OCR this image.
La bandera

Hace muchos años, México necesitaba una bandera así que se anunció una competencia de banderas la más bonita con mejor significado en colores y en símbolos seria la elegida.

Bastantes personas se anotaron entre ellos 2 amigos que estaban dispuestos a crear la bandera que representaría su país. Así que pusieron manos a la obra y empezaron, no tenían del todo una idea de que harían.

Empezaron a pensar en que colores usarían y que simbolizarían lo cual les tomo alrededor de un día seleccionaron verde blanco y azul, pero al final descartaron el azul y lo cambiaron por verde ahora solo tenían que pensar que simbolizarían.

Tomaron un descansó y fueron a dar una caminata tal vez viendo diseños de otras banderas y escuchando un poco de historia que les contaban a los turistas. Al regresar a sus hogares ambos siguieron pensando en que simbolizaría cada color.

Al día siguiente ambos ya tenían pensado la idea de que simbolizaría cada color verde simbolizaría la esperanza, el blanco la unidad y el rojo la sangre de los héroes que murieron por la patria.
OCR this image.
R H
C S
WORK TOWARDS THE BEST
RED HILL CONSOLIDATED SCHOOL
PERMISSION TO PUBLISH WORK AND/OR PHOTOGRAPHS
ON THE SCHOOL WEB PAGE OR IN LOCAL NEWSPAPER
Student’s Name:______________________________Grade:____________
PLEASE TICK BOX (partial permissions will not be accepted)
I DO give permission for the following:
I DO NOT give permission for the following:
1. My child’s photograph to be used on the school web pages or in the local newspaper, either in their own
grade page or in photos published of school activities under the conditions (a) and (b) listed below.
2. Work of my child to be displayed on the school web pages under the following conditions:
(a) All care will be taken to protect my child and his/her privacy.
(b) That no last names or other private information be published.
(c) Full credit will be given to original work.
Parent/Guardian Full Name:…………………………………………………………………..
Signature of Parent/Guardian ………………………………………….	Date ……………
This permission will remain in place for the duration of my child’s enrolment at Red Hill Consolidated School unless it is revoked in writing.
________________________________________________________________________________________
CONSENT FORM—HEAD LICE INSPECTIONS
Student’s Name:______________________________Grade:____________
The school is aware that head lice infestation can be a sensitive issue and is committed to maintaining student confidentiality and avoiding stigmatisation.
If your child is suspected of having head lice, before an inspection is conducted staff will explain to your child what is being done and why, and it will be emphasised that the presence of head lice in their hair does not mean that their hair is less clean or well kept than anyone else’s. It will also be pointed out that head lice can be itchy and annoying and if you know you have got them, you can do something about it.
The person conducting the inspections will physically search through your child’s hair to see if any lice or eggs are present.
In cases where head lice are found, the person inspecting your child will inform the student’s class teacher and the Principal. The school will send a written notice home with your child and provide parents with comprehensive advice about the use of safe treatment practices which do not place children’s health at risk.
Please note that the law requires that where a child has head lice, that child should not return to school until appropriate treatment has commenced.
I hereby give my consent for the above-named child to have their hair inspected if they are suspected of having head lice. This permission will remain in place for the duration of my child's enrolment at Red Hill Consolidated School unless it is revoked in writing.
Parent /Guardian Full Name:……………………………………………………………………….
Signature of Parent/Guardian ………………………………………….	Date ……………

* Written task *
Go through the records and print each one exactly.

* Correct response *
OCR this image.
La bandera

Hace muchos años, México necesitaba una bandera así que se anunció una competencia de banderas la más bonita con mejor significado en colores y en símbolos seria la elegida.

Bastantes personas se anotaron entre ellos 2 amigos que estaban dispuestos a crear la bandera que representaría su país. Así que pusieron manos a la obra y empezaron, no tenían del todo una idea de que harían.

Empezaron a pensar en que colores usarían y que simbolizarían lo cual les tomo alrededor de un día seleccionaron verde blanco y azul, pero al final descartaron el azul y lo cambiaron por verde ahora solo tenían que pensar que simbolizarían.

Tomaron un descansó y fueron a dar una caminata tal vez viendo diseños de otras banderas y escuchando un poco de historia que les contaban a los turistas. Al regresar a sus hogares ambos siguieron pensando en que simbolizaría cada color.

Al día siguiente ambos ya tenían pensado la idea de que simbolizaría cada color verde simbolizaría la esperanza, el blanco la unidad y el rojo la sangre de los héroes que murieron por la patria.
OCR this image.
R H
C S
WORK TOWARDS THE BEST
RED HILL CONSOLIDATED SCHOOL
PERMISSION TO PUBLISH WORK AND/OR PHOTOGRAPHS
ON THE SCHOOL WEB PAGE OR IN LOCAL NEWSPAPER
Student’s Name:______________________________Grade:____________
PLEASE TICK BOX (partial permissions will not be accepted)
I DO give permission for the following:
I DO NOT give permission for the following:
1. My child’s photograph to be used on the school web pages or in the local newspaper, either in their own
grade page or in photos published of school activities under the conditions (a) and (b) listed below.
2. Work of my child to be displayed on the school web pages under the following conditions:
(a) All care will be taken to protect my child and his/her privacy.
(b) That no last names or other private information be published.
(c) Full credit will be given to original work.
Parent/Guardian Full Name:…………………………………………………………………..
Signature of Parent/Guardian ………………………………………….	Date ……………
This permission will remain in place for the duration of my child’s enrolment at Red Hill Consolidated School unless it is revoked in writing.
________________________________________________________________________________________
CONSENT FORM—HEAD LICE INSPECTIONS
Student’s Name:______________________________Grade:____________
The school is aware that head lice infestation can be a sensitive issue and is committed to maintaining student confidentiality and avoiding stigmatisation.
If your child is suspected of having head lice, before an inspection is conducted staff will explain to your child what is being done and why, and it will be emphasised that the presence of head lice in their hair does not mean that their hair is less clean or well kept than anyone else’s. It will also be pointed out that head lice can be itchy and annoying and if you know you have got them, you can do something about it.
The person conducting the inspections will physically search through your child’s hair to see if any lice or eggs are present.
In cases where head lice are found, the person inspecting your child will inform the student’s class teacher and the Principal. The school will send a written notice home with your child and provide parents with comprehensive advice about the use of safe treatment practices which do not place children’s health at risk.
Please note that the law requires that where a child has head lice, that child should not return to school until appropriate treatment has commenced.
I hereby give my consent for the above-named child to have their hair inspected if they are suspected of having head lice. This permission will remain in place for the duration of my child's enrolment at Red Hill Consolidated School unless it is revoked in writing.
Parent /Guardian Full Name:……………………………………………………………………….
Signature of Parent/Guardian ………………………………………….	Date ……………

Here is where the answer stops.